--- Start ---
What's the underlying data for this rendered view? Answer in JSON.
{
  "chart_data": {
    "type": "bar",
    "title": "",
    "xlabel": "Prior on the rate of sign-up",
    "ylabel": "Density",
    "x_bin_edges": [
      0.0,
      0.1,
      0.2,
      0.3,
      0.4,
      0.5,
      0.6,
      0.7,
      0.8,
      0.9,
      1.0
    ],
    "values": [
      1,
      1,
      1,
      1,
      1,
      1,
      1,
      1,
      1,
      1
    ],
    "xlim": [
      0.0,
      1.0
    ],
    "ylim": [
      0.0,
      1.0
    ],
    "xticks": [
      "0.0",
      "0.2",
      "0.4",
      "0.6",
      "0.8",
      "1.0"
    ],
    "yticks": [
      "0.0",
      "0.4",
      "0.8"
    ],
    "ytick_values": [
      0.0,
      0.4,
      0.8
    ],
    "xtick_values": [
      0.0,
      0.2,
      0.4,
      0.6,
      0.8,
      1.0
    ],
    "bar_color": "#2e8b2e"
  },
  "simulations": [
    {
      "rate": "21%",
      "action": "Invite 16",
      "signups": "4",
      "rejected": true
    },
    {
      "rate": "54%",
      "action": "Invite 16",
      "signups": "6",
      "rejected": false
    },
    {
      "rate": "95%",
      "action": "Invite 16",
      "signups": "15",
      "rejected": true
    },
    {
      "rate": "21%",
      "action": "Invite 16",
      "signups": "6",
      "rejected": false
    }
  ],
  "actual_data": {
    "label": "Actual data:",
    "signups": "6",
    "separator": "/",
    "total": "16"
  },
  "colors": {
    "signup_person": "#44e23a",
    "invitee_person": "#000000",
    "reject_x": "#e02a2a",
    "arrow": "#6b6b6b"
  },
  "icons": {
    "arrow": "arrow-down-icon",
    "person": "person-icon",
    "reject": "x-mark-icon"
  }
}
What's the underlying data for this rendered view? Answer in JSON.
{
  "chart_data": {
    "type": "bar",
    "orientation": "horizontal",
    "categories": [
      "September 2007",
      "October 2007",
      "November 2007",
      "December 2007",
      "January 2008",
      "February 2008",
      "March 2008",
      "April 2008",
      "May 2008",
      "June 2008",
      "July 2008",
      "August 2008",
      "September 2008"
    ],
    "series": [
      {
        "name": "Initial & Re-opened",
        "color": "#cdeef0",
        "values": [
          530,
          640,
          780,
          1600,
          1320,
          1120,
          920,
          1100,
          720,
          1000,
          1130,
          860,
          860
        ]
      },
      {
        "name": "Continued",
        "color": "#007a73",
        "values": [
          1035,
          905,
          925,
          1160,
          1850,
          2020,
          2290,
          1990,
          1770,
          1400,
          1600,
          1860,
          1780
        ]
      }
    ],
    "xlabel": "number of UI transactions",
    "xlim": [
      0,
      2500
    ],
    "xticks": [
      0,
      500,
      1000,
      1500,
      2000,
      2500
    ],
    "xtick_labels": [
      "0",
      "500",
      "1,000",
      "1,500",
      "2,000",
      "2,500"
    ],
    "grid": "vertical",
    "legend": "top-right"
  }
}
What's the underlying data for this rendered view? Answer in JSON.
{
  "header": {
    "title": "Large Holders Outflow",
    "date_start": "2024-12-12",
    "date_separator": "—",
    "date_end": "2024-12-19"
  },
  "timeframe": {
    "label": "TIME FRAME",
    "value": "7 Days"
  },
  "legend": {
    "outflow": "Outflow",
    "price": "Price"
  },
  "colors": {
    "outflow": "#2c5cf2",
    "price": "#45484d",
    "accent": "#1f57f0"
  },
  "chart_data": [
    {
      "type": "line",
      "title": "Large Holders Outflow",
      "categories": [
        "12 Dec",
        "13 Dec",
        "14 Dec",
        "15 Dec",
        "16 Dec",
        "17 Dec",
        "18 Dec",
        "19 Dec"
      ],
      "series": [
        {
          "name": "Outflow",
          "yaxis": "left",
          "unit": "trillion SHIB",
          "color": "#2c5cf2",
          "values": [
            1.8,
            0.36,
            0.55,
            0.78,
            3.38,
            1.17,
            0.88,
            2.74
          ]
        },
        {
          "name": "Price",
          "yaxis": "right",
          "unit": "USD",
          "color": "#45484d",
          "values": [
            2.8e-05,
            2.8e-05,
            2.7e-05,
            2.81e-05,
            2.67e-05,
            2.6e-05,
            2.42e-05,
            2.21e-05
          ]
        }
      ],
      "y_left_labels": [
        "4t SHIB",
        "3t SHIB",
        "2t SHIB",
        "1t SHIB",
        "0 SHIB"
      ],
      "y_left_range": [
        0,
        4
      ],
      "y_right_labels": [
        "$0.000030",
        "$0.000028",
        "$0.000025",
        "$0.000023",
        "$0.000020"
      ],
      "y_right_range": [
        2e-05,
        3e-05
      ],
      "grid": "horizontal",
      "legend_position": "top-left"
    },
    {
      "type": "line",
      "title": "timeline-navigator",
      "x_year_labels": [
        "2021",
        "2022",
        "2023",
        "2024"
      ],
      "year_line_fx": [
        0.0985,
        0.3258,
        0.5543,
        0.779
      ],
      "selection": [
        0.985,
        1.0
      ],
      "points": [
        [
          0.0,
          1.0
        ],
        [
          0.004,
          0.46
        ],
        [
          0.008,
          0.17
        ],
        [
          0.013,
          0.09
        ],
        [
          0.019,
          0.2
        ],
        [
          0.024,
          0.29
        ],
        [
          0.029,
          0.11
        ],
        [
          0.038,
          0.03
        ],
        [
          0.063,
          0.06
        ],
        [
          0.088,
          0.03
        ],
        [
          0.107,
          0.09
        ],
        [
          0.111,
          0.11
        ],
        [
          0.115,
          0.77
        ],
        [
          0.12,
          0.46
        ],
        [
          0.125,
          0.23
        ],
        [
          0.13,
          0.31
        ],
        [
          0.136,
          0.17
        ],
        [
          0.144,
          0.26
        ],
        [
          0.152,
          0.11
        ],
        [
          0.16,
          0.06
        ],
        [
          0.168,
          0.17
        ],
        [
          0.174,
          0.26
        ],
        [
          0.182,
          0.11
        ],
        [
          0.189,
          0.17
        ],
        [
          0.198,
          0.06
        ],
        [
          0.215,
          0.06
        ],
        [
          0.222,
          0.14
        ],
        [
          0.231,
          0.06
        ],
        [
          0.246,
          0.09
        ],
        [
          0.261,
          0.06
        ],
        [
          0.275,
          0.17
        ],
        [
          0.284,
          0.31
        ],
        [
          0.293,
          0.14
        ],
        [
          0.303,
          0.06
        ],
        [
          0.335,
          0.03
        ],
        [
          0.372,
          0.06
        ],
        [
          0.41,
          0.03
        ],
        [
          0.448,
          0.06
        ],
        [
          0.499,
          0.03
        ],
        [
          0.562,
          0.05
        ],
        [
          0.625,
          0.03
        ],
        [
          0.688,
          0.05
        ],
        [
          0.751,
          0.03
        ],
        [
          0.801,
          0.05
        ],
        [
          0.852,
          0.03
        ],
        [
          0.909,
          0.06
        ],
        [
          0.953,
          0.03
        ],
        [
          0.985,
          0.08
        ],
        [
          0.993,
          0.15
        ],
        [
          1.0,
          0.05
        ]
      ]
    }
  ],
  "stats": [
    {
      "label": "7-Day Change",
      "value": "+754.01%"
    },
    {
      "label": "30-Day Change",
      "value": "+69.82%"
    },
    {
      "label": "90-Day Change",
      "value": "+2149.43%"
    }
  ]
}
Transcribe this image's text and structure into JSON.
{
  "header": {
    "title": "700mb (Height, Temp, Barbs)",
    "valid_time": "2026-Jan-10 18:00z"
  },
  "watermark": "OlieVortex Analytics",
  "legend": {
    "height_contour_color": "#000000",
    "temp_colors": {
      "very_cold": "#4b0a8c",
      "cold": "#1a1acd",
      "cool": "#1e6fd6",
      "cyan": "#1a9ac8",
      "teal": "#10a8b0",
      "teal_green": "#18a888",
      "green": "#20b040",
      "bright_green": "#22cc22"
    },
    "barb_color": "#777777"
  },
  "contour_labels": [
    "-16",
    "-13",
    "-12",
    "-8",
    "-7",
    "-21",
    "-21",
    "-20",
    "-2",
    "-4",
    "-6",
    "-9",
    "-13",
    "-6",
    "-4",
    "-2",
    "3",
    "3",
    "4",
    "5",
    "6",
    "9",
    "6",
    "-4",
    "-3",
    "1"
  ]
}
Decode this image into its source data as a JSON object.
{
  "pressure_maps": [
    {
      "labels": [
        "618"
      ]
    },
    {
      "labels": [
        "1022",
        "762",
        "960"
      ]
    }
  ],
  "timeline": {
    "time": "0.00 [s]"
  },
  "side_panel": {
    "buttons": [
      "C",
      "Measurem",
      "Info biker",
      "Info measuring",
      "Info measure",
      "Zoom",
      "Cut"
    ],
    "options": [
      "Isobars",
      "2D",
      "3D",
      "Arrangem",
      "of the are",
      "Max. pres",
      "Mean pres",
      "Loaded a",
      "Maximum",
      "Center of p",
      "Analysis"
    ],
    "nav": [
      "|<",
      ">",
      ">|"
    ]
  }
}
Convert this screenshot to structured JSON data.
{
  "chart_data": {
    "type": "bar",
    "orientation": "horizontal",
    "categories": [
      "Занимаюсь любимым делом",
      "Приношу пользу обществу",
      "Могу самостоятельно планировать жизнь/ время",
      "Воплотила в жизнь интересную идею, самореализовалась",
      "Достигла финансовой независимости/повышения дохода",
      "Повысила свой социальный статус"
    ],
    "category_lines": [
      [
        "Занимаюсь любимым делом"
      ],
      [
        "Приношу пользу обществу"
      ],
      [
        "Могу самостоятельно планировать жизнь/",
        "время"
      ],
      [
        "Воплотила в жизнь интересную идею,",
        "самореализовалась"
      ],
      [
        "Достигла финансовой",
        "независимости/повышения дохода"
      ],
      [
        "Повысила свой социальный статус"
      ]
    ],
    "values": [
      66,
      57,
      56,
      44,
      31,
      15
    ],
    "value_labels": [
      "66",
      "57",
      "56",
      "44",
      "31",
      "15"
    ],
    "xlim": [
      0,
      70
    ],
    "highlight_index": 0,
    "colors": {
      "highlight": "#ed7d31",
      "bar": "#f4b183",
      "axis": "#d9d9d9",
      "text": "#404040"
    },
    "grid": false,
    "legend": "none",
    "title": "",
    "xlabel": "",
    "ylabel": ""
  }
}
--- End ---
Task prompt => Select every line in the records above that contains the word "into".

Task result =>
Transcribe this image's text and structure into JSON.
Decode this image into its source data as a JSON object.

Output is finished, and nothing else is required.